*** Stored rows

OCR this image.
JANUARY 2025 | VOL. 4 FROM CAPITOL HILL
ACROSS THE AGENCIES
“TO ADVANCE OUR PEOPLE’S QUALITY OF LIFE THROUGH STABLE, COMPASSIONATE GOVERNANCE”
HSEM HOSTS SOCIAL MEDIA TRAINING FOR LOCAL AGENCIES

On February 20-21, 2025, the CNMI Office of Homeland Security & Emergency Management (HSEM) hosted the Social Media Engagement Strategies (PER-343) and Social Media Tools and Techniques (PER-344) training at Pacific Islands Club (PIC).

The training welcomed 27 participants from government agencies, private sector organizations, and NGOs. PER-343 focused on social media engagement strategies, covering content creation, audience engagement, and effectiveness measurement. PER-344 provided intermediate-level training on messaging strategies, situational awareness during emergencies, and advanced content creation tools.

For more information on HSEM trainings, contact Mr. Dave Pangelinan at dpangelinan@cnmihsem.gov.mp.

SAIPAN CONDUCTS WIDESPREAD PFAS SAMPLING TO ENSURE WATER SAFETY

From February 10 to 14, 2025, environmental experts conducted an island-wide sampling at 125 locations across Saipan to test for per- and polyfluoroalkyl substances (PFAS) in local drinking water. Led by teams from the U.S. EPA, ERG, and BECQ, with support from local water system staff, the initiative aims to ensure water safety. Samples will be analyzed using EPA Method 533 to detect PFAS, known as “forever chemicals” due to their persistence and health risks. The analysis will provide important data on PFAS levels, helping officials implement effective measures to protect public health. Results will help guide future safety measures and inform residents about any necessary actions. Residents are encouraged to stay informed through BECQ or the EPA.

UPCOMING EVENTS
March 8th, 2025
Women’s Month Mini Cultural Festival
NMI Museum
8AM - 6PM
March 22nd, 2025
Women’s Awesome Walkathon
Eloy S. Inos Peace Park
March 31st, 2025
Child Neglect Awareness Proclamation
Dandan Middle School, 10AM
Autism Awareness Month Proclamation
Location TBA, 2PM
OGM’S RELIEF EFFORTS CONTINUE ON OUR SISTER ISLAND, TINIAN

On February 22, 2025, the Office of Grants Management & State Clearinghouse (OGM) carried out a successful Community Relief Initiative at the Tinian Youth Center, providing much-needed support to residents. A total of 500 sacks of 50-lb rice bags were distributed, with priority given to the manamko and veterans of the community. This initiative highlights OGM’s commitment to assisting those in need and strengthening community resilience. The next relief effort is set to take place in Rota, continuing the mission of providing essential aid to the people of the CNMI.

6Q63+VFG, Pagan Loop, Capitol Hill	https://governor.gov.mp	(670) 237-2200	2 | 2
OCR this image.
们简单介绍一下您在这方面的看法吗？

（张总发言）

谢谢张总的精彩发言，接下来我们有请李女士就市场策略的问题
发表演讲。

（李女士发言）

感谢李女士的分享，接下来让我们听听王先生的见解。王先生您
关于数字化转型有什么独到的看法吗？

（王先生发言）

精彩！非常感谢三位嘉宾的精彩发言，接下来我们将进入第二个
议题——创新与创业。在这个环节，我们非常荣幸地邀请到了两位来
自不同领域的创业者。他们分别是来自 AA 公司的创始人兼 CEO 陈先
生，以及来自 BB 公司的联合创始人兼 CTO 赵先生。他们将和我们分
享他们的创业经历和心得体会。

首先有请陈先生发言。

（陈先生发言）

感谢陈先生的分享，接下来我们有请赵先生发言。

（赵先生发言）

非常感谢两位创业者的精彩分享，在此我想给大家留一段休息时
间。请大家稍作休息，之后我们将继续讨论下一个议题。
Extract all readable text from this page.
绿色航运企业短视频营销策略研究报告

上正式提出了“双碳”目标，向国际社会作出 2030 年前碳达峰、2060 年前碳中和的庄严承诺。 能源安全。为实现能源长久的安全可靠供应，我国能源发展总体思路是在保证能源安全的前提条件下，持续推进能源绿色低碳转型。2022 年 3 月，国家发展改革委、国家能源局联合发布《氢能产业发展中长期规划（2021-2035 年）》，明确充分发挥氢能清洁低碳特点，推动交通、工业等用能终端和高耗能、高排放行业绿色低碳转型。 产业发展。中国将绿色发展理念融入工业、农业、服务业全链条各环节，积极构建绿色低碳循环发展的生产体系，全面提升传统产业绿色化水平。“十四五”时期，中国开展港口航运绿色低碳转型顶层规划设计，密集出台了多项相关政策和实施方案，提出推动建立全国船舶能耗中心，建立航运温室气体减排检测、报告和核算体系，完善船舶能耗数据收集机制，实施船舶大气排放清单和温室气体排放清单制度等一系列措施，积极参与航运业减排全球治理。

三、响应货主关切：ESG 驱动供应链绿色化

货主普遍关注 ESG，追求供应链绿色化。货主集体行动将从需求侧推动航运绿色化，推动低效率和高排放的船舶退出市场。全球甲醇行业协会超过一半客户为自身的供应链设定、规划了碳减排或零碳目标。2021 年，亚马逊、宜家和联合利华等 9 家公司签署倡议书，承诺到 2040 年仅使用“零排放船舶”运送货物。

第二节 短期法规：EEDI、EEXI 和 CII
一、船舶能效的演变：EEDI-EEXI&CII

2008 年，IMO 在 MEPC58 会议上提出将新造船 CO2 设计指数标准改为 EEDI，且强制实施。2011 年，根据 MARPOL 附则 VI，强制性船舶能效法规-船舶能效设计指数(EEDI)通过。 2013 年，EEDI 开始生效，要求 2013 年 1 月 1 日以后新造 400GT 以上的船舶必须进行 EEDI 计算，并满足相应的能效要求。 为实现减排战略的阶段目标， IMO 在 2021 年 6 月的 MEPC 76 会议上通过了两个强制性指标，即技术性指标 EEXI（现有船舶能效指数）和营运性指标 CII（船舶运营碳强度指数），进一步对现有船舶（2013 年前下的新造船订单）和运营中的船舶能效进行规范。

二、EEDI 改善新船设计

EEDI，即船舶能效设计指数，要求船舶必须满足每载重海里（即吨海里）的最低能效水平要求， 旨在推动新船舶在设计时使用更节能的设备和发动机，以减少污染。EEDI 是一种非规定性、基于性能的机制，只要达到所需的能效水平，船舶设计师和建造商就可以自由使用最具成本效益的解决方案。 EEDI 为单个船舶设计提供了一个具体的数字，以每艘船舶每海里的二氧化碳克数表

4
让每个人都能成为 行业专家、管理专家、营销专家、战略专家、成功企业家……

******

Retype all the material above precisely, with no line left out.

OCR this image.
JANUARY 2025 | VOL. 4 FROM CAPITOL HILL
ACROSS THE AGENCIES
“TO ADVANCE OUR PEOPLE’S QUALITY OF LIFE THROUGH STABLE, COMPASSIONATE GOVERNANCE”
HSEM HOSTS SOCIAL MEDIA TRAINING FOR LOCAL AGENCIES

On February 20-21, 2025, the CNMI Office of Homeland Security & Emergency Management (HSEM) hosted the Social Media Engagement Strategies (PER-343) and Social Media Tools and Techniques (PER-344) training at Pacific Islands Club (PIC).

The training welcomed 27 participants from government agencies, private sector organizations, and NGOs. PER-343 focused on social media engagement strategies, covering content creation, audience engagement, and effectiveness measurement. PER-344 provided intermediate-level training on messaging strategies, situational awareness during emergencies, and advanced content creation tools.

For more information on HSEM trainings, contact Mr. Dave Pangelinan at dpangelinan@cnmihsem.gov.mp.

SAIPAN CONDUCTS WIDESPREAD PFAS SAMPLING TO ENSURE WATER SAFETY

From February 10 to 14, 2025, environmental experts conducted an island-wide sampling at 125 locations across Saipan to test for per- and polyfluoroalkyl substances (PFAS) in local drinking water. Led by teams from the U.S. EPA, ERG, and BECQ, with support from local water system staff, the initiative aims to ensure water safety. Samples will be analyzed using EPA Method 533 to detect PFAS, known as “forever chemicals” due to their persistence and health risks. The analysis will provide important data on PFAS levels, helping officials implement effective measures to protect public health. Results will help guide future safety measures and inform residents about any necessary actions. Residents are encouraged to stay informed through BECQ or the EPA.

UPCOMING EVENTS
March 8th, 2025
Women’s Month Mini Cultural Festival
NMI Museum
8AM - 6PM
March 22nd, 2025
Women’s Awesome Walkathon
Eloy S. Inos Peace Park
March 31st, 2025
Child Neglect Awareness Proclamation
Dandan Middle School, 10AM
Autism Awareness Month Proclamation
Location TBA, 2PM
OGM’S RELIEF EFFORTS CONTINUE ON OUR SISTER ISLAND, TINIAN

On February 22, 2025, the Office of Grants Management & State Clearinghouse (OGM) carried out a successful Community Relief Initiative at the Tinian Youth Center, providing much-needed support to residents. A total of 500 sacks of 50-lb rice bags were distributed, with priority given to the manamko and veterans of the community. This initiative highlights OGM’s commitment to assisting those in need and strengthening community resilience. The next relief effort is set to take place in Rota, continuing the mission of providing essential aid to the people of the CNMI.

6Q63+VFG, Pagan Loop, Capitol Hill	https://governor.gov.mp	(670) 237-2200	2 | 2
OCR this image.
们简单介绍一下您在这方面的看法吗？

（张总发言）

谢谢张总的精彩发言，接下来我们有请李女士就市场策略的问题
发表演讲。

（李女士发言）

感谢李女士的分享，接下来让我们听听王先生的见解。王先生您
关于数字化转型有什么独到的看法吗？

（王先生发言）

精彩！非常感谢三位嘉宾的精彩发言，接下来我们将进入第二个
议题——创新与创业。在这个环节，我们非常荣幸地邀请到了两位来
自不同领域的创业者。他们分别是来自 AA 公司的创始人兼 CEO 陈先
生，以及来自 BB 公司的联合创始人兼 CTO 赵先生。他们将和我们分
享他们的创业经历和心得体会。

首先有请陈先生发言。

（陈先生发言）

感谢陈先生的分享，接下来我们有请赵先生发言。

（赵先生发言）

非常感谢两位创业者的精彩分享，在此我想给大家留一段休息时
间。请大家稍作休息，之后我们将继续讨论下一个议题。
Extract all readable text from this page.
绿色航运企业短视频营销策略研究报告

上正式提出了“双碳”目标，向国际社会作出 2030 年前碳达峰、2060 年前碳中和的庄严承诺。 能源安全。为实现能源长久的安全可靠供应，我国能源发展总体思路是在保证能源安全的前提条件下，持续推进能源绿色低碳转型。2022 年 3 月，国家发展改革委、国家能源局联合发布《氢能产业发展中长期规划（2021-2035 年）》，明确充分发挥氢能清洁低碳特点，推动交通、工业等用能终端和高耗能、高排放行业绿色低碳转型。 产业发展。中国将绿色发展理念融入工业、农业、服务业全链条各环节，积极构建绿色低碳循环发展的生产体系，全面提升传统产业绿色化水平。“十四五”时期，中国开展港口航运绿色低碳转型顶层规划设计，密集出台了多项相关政策和实施方案，提出推动建立全国船舶能耗中心，建立航运温室气体减排检测、报告和核算体系，完善船舶能耗数据收集机制，实施船舶大气排放清单和温室气体排放清单制度等一系列措施，积极参与航运业减排全球治理。

三、响应货主关切：ESG 驱动供应链绿色化

货主普遍关注 ESG，追求供应链绿色化。货主集体行动将从需求侧推动航运绿色化，推动低效率和高排放的船舶退出市场。全球甲醇行业协会超过一半客户为自身的供应链设定、规划了碳减排或零碳目标。2021 年，亚马逊、宜家和联合利华等 9 家公司签署倡议书，承诺到 2040 年仅使用“零排放船舶”运送货物。

第二节 短期法规：EEDI、EEXI 和 CII
一、船舶能效的演变：EEDI-EEXI&CII

2008 年，IMO 在 MEPC58 会议上提出将新造船 CO2 设计指数标准改为 EEDI，且强制实施。2011 年，根据 MARPOL 附则 VI，强制性船舶能效法规-船舶能效设计指数(EEDI)通过。 2013 年，EEDI 开始生效，要求 2013 年 1 月 1 日以后新造 400GT 以上的船舶必须进行 EEDI 计算，并满足相应的能效要求。 为实现减排战略的阶段目标， IMO 在 2021 年 6 月的 MEPC 76 会议上通过了两个强制性指标，即技术性指标 EEXI（现有船舶能效指数）和营运性指标 CII（船舶运营碳强度指数），进一步对现有船舶（2013 年前下的新造船订单）和运营中的船舶能效进行规范。

二、EEDI 改善新船设计

EEDI，即船舶能效设计指数，要求船舶必须满足每载重海里（即吨海里）的最低能效水平要求， 旨在推动新船舶在设计时使用更节能的设备和发动机，以减少污染。EEDI 是一种非规定性、基于性能的机制，只要达到所需的能效水平，船舶设计师和建造商就可以自由使用最具成本效益的解决方案。 EEDI 为单个船舶设计提供了一个具体的数字，以每艘船舶每海里的二氧化碳克数表

4
让每个人都能成为 行业专家、管理专家、营销专家、战略专家、成功企业家……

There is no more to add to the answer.